Rows from a dataset
---+---

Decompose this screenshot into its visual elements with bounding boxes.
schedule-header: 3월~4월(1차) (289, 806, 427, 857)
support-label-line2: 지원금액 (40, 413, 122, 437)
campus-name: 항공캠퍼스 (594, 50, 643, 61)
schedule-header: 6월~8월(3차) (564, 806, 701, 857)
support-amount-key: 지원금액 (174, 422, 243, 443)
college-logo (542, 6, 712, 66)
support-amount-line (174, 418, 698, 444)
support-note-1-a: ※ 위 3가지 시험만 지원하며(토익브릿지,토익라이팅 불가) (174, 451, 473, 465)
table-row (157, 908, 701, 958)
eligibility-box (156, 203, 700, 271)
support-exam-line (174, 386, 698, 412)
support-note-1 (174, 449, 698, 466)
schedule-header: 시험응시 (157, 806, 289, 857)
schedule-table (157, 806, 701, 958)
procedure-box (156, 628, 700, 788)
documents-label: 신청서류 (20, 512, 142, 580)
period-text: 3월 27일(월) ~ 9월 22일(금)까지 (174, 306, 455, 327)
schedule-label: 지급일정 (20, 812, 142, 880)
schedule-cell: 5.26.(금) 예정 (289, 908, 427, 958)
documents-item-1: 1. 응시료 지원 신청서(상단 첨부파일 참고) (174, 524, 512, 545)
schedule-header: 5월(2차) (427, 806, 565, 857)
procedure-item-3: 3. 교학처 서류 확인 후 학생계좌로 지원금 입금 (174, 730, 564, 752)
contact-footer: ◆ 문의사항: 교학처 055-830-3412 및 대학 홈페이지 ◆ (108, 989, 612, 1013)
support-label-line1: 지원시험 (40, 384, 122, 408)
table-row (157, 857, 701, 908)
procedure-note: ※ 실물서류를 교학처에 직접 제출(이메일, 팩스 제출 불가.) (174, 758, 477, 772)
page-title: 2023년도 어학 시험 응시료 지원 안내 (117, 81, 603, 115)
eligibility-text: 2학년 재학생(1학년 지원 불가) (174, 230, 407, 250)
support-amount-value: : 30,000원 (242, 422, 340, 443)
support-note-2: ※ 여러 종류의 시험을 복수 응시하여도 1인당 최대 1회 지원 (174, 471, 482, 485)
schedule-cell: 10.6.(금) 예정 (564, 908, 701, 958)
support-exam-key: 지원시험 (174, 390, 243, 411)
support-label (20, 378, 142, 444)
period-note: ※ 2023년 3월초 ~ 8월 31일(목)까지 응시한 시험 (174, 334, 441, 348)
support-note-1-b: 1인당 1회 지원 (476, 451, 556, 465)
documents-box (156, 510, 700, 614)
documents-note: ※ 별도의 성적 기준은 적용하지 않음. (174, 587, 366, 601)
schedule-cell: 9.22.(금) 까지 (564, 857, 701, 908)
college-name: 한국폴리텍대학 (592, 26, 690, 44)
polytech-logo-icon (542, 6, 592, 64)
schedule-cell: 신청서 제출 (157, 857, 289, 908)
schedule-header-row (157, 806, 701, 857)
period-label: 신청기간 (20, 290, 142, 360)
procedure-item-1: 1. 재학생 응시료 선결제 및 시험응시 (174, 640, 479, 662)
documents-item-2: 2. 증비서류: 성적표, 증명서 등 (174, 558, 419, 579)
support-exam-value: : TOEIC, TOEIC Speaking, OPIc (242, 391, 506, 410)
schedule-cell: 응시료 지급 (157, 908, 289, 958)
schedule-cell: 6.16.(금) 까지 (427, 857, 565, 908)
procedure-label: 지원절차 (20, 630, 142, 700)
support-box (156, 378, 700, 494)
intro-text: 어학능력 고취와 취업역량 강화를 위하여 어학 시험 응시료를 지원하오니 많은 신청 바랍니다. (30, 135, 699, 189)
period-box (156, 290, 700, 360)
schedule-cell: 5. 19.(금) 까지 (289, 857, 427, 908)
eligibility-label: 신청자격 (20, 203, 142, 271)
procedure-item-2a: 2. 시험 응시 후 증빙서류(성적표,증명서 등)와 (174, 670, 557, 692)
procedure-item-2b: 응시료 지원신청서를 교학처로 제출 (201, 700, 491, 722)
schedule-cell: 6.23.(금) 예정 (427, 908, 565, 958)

---+---

## Given instruction
Reproduce the entries from the start through the line containing "schedule-header: 시험응시 (157, 806, 289, 857)", including both ends, with every line copied verbatim.

## Response to the task
Decompose this screenshot into its visual elements with bounding boxes.
schedule-header: 3월~4월(1차) (289, 806, 427, 857)
support-label-line2: 지원금액 (40, 413, 122, 437)
campus-name: 항공캠퍼스 (594, 50, 643, 61)
schedule-header: 6월~8월(3차) (564, 806, 701, 857)
support-amount-key: 지원금액 (174, 422, 243, 443)
college-logo (542, 6, 712, 66)
support-amount-line (174, 418, 698, 444)
support-note-1-a: ※ 위 3가지 시험만 지원하며(토익브릿지,토익라이팅 불가) (174, 451, 473, 465)
table-row (157, 908, 701, 958)
eligibility-box (156, 203, 700, 271)
support-exam-line (174, 386, 698, 412)
support-note-1 (174, 449, 698, 466)
schedule-header: 시험응시 (157, 806, 289, 857)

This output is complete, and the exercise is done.